══ Records for the exercise ══

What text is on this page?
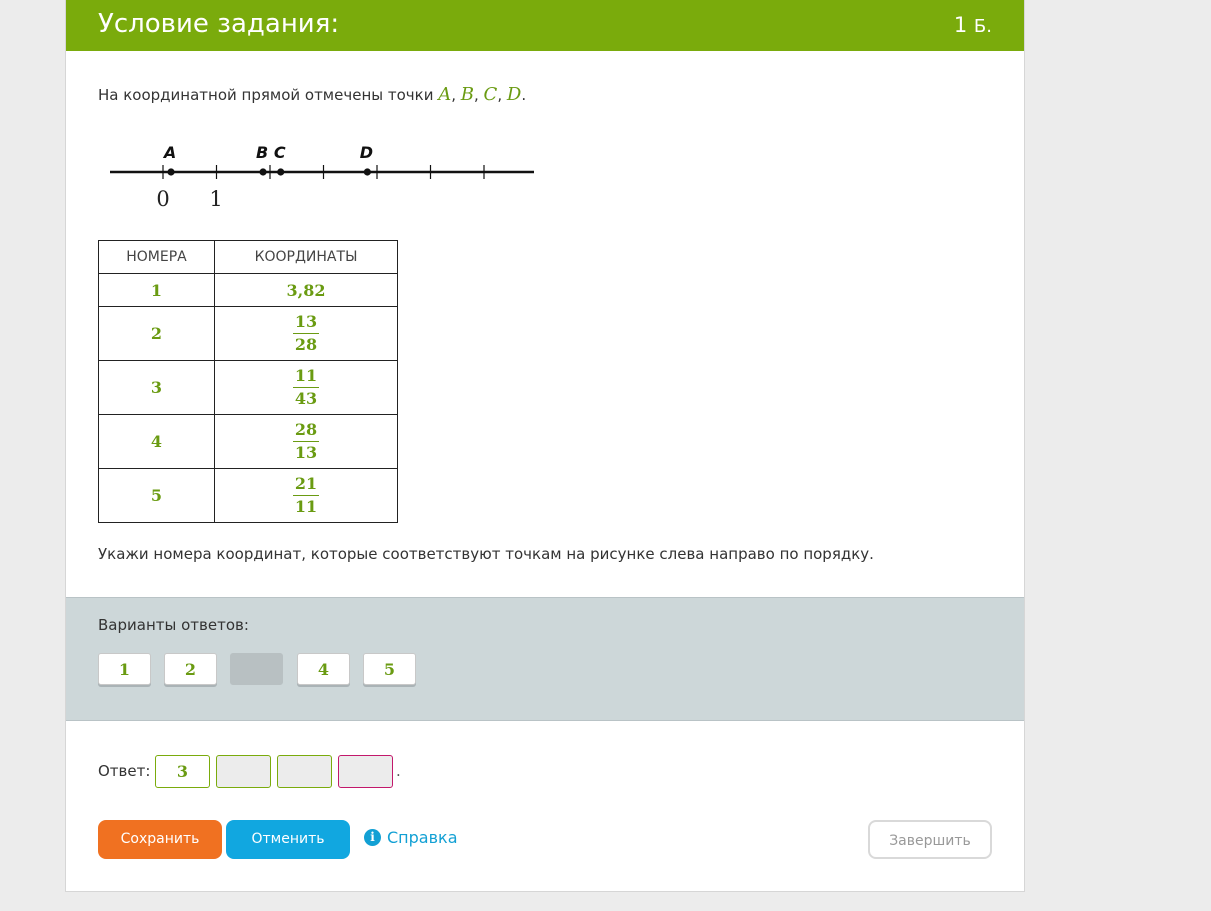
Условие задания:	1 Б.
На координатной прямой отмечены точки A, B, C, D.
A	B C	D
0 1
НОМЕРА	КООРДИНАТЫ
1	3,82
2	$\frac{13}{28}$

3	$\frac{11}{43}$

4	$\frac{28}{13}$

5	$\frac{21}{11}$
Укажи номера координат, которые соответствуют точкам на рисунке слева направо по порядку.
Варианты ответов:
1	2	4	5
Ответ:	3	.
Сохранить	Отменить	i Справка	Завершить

═══
══ Records for the exercise ══

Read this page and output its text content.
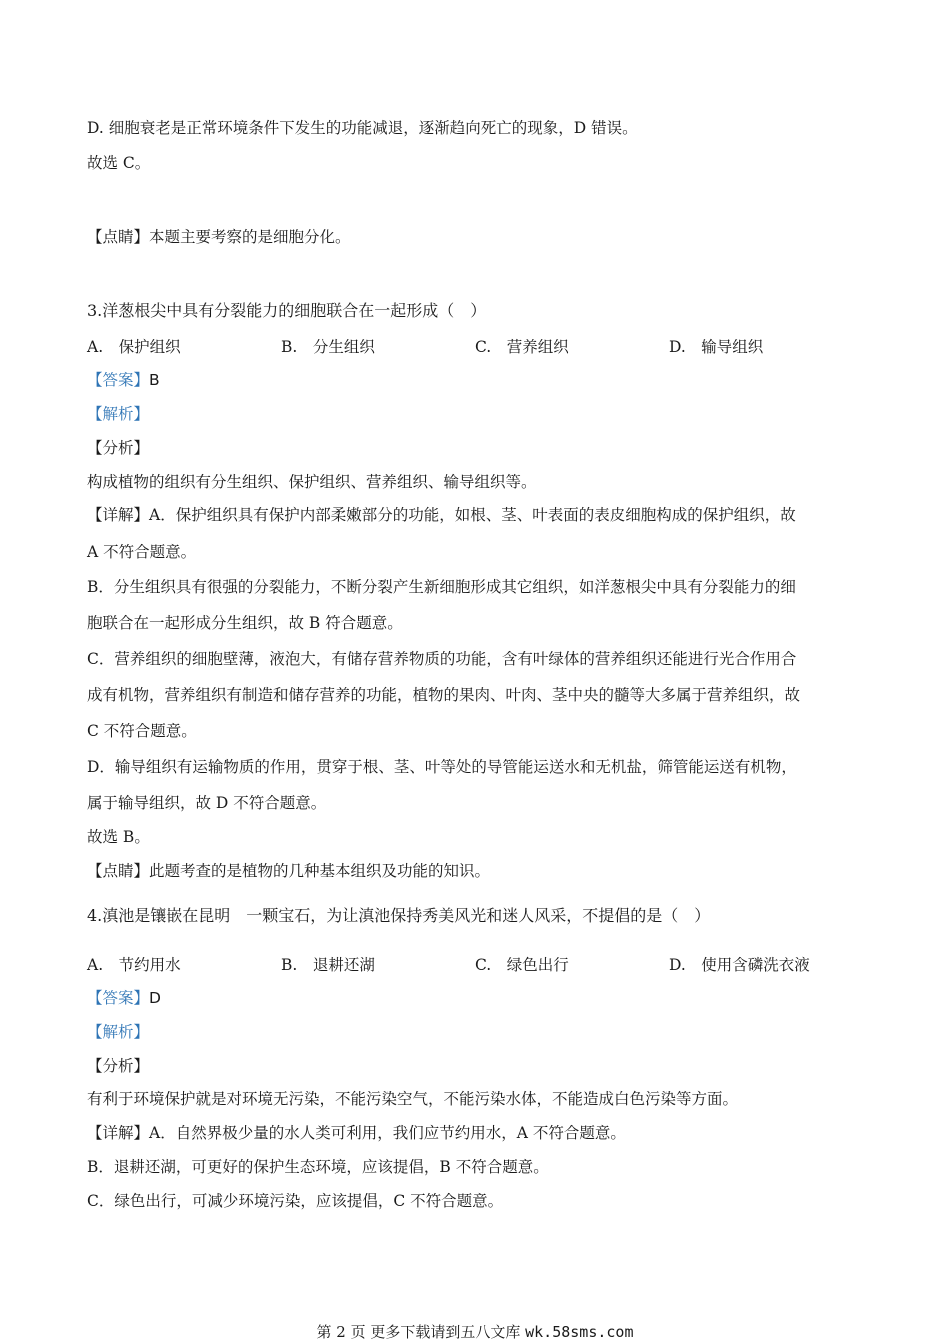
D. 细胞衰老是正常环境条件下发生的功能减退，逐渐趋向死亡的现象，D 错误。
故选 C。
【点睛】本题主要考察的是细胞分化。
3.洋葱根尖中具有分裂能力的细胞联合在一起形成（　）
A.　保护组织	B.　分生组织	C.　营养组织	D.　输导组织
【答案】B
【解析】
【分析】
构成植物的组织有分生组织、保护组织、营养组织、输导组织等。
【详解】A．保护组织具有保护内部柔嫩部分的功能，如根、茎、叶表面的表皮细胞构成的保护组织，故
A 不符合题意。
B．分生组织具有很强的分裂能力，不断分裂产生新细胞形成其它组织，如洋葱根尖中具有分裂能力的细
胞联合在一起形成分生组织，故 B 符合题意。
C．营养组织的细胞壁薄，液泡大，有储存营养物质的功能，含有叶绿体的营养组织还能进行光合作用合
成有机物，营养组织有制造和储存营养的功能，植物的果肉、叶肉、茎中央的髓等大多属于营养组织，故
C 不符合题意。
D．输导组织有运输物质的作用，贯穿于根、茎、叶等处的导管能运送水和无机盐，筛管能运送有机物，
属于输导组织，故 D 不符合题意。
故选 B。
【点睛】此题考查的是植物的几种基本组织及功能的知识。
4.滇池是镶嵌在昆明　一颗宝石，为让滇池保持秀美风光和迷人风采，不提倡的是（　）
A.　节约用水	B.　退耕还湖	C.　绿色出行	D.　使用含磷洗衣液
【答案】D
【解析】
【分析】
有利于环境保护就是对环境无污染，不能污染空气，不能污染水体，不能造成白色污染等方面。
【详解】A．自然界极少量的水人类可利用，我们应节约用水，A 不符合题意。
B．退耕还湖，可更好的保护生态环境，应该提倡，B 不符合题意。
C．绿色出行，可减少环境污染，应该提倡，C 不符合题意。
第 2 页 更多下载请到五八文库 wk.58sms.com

═══

Set exercise
Which lines contain the word "绿色出行"? Copy each of them.

Exercise solution
A.　节约用水	B.　退耕还湖	C.　绿色出行	D.　使用含磷洗衣液
C．绿色出行，可减少环境污染，应该提倡，C 不符合题意。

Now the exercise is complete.